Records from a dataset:
────────────────────

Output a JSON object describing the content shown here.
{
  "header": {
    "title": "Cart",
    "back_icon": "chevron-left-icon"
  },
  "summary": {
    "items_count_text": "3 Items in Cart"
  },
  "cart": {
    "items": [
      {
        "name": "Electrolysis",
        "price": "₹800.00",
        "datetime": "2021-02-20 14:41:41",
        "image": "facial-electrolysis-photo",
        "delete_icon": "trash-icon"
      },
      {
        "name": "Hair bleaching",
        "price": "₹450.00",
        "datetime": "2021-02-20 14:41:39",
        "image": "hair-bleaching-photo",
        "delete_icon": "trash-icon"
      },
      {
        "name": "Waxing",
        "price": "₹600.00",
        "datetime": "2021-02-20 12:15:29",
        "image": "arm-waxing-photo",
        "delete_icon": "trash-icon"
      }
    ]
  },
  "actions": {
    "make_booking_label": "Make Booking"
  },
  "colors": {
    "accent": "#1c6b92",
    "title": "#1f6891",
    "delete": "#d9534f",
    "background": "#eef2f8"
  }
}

────────────────────

DO THIS: Copy out every line from the data above that has "image" in it.

COMPLETED TASK:
        "image": "facial-electrolysis-photo",
        "image": "hair-bleaching-photo",
        "image": "arm-waxing-photo",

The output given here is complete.